● Written problem
What follows is a listing; give it again exactly, in its entirety.

● Material supplied
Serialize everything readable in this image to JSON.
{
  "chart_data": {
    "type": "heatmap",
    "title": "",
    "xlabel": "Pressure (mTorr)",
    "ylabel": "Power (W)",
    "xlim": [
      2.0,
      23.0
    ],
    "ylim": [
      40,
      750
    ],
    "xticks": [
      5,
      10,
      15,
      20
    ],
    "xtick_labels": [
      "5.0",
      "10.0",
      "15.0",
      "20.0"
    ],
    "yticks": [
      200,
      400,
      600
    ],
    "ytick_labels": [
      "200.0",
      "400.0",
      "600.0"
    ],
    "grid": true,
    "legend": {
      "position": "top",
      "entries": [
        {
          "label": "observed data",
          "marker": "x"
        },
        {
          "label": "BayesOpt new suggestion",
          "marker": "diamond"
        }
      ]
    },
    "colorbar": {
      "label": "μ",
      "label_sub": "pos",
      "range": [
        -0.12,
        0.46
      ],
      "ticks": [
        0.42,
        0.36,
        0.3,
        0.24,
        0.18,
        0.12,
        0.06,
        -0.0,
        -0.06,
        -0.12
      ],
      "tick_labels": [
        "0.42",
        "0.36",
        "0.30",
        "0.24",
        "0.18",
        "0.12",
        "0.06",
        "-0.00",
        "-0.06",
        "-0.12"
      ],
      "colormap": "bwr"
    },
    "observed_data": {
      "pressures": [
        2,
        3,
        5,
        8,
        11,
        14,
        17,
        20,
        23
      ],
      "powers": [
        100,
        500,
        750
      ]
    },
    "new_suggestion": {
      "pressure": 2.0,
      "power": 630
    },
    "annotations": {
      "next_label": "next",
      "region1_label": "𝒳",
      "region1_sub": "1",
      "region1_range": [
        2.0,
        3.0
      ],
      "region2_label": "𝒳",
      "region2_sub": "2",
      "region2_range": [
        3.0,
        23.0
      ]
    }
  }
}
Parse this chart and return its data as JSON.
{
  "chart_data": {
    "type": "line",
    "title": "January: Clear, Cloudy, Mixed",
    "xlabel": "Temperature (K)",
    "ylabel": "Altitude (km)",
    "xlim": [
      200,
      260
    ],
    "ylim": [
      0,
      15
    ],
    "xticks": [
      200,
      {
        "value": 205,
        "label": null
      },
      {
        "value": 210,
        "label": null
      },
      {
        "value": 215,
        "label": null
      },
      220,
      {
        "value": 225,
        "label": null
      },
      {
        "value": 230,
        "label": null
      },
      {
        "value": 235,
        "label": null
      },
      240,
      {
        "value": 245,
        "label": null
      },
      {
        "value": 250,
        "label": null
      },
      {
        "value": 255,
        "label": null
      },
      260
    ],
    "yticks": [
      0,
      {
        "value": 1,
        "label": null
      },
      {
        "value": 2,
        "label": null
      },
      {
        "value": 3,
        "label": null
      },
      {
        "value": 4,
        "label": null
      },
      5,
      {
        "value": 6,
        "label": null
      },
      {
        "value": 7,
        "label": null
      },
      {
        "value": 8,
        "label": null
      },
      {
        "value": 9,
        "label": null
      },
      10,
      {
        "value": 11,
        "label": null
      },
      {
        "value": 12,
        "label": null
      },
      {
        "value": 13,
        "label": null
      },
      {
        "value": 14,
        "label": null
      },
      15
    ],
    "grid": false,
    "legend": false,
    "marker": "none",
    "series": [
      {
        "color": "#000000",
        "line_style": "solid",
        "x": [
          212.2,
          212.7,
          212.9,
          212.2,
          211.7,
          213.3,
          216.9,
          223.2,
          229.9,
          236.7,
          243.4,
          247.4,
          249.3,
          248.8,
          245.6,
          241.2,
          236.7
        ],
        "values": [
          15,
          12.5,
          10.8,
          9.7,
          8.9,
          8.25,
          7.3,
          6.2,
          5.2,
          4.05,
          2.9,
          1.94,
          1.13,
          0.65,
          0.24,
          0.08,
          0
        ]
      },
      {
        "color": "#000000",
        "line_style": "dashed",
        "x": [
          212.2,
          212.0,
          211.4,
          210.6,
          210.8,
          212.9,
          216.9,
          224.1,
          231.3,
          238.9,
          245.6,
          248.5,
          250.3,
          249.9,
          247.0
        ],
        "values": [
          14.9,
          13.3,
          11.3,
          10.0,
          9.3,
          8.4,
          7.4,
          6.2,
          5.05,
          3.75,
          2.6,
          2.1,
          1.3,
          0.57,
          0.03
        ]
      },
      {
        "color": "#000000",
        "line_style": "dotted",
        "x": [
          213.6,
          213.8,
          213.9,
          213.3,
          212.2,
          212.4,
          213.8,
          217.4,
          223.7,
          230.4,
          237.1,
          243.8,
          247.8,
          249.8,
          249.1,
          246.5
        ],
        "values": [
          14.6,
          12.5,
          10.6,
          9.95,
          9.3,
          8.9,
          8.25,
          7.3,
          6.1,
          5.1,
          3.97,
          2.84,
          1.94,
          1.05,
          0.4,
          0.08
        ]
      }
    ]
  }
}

● Task solution
Serialize everything readable in this image to JSON.
{
  "chart_data": {
    "type": "heatmap",
    "title": "",
    "xlabel": "Pressure (mTorr)",
    "ylabel": "Power (W)",
    "xlim": [
      2.0,
      23.0
    ],
    "ylim": [
      40,
      750
    ],
    "xticks": [
      5,
      10,
      15,
      20
    ],
    "xtick_labels": [
      "5.0",
      "10.0",
      "15.0",
      "20.0"
    ],
    "yticks": [
      200,
      400,
      600
    ],
    "ytick_labels": [
      "200.0",
      "400.0",
      "600.0"
    ],
    "grid": true,
    "legend": {
      "position": "top",
      "entries": [
        {
          "label": "observed data",
          "marker": "x"
        },
        {
          "label": "BayesOpt new suggestion",
          "marker": "diamond"
        }
      ]
    },
    "colorbar": {
      "label": "μ",
      "label_sub": "pos",
      "range": [
        -0.12,
        0.46
      ],
      "ticks": [
        0.42,
        0.36,
        0.3,
        0.24,
        0.18,
        0.12,
        0.06,
        -0.0,
        -0.06,
        -0.12
      ],
      "tick_labels": [
        "0.42",
        "0.36",
        "0.30",
        "0.24",
        "0.18",
        "0.12",
        "0.06",
        "-0.00",
        "-0.06",
        "-0.12"
      ],
      "colormap": "bwr"
    },
    "observed_data": {
      "pressures": [
        2,
        3,
        5,
        8,
        11,
        14,
        17,
        20,
        23
      ],
      "powers": [
        100,
        500,
        750
      ]
    },
    "new_suggestion": {
      "pressure": 2.0,
      "power": 630
    },
    "annotations": {
      "next_label": "next",
      "region1_label": "𝒳",
      "region1_sub": "1",
      "region1_range": [
        2.0,
        3.0
      ],
      "region2_label": "𝒳",
      "region2_sub": "2",
      "region2_range": [
        3.0,
        23.0
      ]
    }
  }
}
Parse this chart and return its data as JSON.
{
  "chart_data": {
    "type": "line",
    "title": "January: Clear, Cloudy, Mixed",
    "xlabel": "Temperature (K)",
    "ylabel": "Altitude (km)",
    "xlim": [
      200,
      260
    ],
    "ylim": [
      0,
      15
    ],
    "xticks": [
      200,
      {
        "value": 205,
        "label": null
      },
      {
        "value": 210,
        "label": null
      },
      {
        "value": 215,
        "label": null
      },
      220,
      {
        "value": 225,
        "label": null
      },
      {
        "value": 230,
        "label": null
      },
      {
        "value": 235,
        "label": null
      },
      240,
      {
        "value": 245,
        "label": null
      },
      {
        "value": 250,
        "label": null
      },
      {
        "value": 255,
        "label": null
      },
      260
    ],
    "yticks": [
      0,
      {
        "value": 1,
        "label": null
      },
      {
        "value": 2,
        "label": null
      },
      {
        "value": 3,
        "label": null
      },
      {
        "value": 4,
        "label": null
      },
      5,
      {
        "value": 6,
        "label": null
      },
      {
        "value": 7,
        "label": null
      },
      {
        "value": 8,
        "label": null
      },
      {
        "value": 9,
        "label": null
      },
      10,
      {
        "value": 11,
        "label": null
      },
      {
        "value": 12,
        "label": null
      },
      {
        "value": 13,
        "label": null
      },
      {
        "value": 14,
        "label": null
      },
      15
    ],
    "grid": false,
    "legend": false,
    "marker": "none",
    "series": [
      {
        "color": "#000000",
        "line_style": "solid",
        "x": [
          212.2,
          212.7,
          212.9,
          212.2,
          211.7,
          213.3,
          216.9,
          223.2,
          229.9,
          236.7,
          243.4,
          247.4,
          249.3,
          248.8,
          245.6,
          241.2,
          236.7
        ],
        "values": [
          15,
          12.5,
          10.8,
          9.7,
          8.9,
          8.25,
          7.3,
          6.2,
          5.2,
          4.05,
          2.9,
          1.94,
          1.13,
          0.65,
          0.24,
          0.08,
          0
        ]
      },
      {
        "color": "#000000",
        "line_style": "dashed",
        "x": [
          212.2,
          212.0,
          211.4,
          210.6,
          210.8,
          212.9,
          216.9,
          224.1,
          231.3,
          238.9,
          245.6,
          248.5,
          250.3,
          249.9,
          247.0
        ],
        "values": [
          14.9,
          13.3,
          11.3,
          10.0,
          9.3,
          8.4,
          7.4,
          6.2,
          5.05,
          3.75,
          2.6,
          2.1,
          1.3,
          0.57,
          0.03
        ]
      },
      {
        "color": "#000000",
        "line_style": "dotted",
        "x": [
          213.6,
          213.8,
          213.9,
          213.3,
          212.2,
          212.4,
          213.8,
          217.4,
          223.7,
          230.4,
          237.1,
          243.8,
          247.8,
          249.8,
          249.1,
          246.5
        ],
        "values": [
          14.6,
          12.5,
          10.6,
          9.95,
          9.3,
          8.9,
          8.25,
          7.3,
          6.1,
          5.1,
          3.97,
          2.84,
          1.94,
          1.05,
          0.4,
          0.08
        ]
      }
    ]
  }
}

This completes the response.